Text provided =>
☆ ☆ ☆ ☆ ☆
On 21 June 2018 at 9:54 pm dcwhyte said:
Presumably not Ron - at least not according to the rating That's the point - how can you tell?
On 22 June 2018 at 9:15 am Tash said:
to 'Do what is right' - it helps to remember that insurance companies to policy holders are not the same as banks or other institutions that promise to repay all the investors money (as adjusted for returns)often on demand. Insurance companies promise to pay back nothing unless you qualify for a claim and most do not. This is how insurance works,non-claimers subsidise claimers.
As an adviser I am in no position to determine the real strength of an insurer, no adviser is, we don't have access to the information even if we were skilled enough to make sense of it. I believe that if the government appointed regulator is happy with their solvency and capacity then that is good enough for me. (Correct me if I am wrong but the law requires the insurance company directors to blow the whistle on the company if the solvency margins are likley to be breached in the following three years.)
However it is my job as an adviser to recommend the policy with the best wording and most generous benefits to allow maximum payment of benefits when the client needs it.
A strong AA rating is small comfort to the client whose claim is declined because there is no benefit in the policy, when another policy might pay substantial amounts!
☆ ☆ ☆ ☆ ☆
Collected data:
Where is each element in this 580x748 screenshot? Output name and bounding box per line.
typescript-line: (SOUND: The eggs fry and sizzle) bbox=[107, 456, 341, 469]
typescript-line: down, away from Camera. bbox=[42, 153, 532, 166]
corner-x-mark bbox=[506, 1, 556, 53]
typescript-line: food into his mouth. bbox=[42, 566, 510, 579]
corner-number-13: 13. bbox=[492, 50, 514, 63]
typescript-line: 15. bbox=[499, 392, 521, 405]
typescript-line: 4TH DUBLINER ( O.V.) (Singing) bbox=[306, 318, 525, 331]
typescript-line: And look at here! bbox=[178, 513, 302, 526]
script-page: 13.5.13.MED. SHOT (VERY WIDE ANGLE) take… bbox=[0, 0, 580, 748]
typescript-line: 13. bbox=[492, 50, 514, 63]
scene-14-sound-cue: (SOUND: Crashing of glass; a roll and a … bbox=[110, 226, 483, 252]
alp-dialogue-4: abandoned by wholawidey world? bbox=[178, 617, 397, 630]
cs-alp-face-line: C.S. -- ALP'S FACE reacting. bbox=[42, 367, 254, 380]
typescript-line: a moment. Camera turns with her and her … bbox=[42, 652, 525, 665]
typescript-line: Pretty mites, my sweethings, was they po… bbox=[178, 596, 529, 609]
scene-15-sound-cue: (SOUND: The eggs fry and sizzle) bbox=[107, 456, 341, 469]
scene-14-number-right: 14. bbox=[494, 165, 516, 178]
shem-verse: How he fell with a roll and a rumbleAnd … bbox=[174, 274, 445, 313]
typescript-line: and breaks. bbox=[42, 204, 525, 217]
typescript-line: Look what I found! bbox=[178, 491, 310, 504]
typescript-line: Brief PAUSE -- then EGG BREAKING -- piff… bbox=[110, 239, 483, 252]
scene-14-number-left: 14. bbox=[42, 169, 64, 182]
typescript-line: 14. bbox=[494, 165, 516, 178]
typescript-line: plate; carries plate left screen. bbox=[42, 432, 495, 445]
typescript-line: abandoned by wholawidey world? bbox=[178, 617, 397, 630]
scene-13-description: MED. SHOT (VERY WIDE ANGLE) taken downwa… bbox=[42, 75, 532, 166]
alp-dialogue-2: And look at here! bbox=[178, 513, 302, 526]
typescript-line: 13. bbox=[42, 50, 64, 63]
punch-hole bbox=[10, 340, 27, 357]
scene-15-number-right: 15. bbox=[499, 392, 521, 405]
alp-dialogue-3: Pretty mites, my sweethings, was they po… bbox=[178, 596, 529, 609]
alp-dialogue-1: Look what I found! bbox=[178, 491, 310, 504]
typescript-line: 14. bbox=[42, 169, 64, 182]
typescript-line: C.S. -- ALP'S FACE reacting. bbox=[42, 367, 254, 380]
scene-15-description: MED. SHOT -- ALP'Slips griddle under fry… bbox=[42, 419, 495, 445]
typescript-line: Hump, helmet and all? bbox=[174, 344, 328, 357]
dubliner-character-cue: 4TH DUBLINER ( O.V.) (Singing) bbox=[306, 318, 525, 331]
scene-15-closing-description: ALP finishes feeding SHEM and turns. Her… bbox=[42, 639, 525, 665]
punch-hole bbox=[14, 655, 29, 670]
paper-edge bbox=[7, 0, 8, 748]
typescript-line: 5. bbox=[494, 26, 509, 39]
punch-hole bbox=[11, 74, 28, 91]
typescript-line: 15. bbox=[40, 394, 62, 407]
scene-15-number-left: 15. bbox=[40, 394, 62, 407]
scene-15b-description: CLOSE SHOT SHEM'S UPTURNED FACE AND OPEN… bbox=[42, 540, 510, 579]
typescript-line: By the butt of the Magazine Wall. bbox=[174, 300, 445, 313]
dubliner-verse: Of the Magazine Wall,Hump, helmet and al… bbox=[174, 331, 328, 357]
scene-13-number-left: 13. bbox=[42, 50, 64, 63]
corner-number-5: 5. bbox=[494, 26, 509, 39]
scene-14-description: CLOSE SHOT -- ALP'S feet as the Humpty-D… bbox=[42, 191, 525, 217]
☆ ☆ ☆ ☆ ☆
Required work => In the insurance discussion, who does Tash say subsidizes claimers?

Output for this task => Non-claimers subsidize claimers.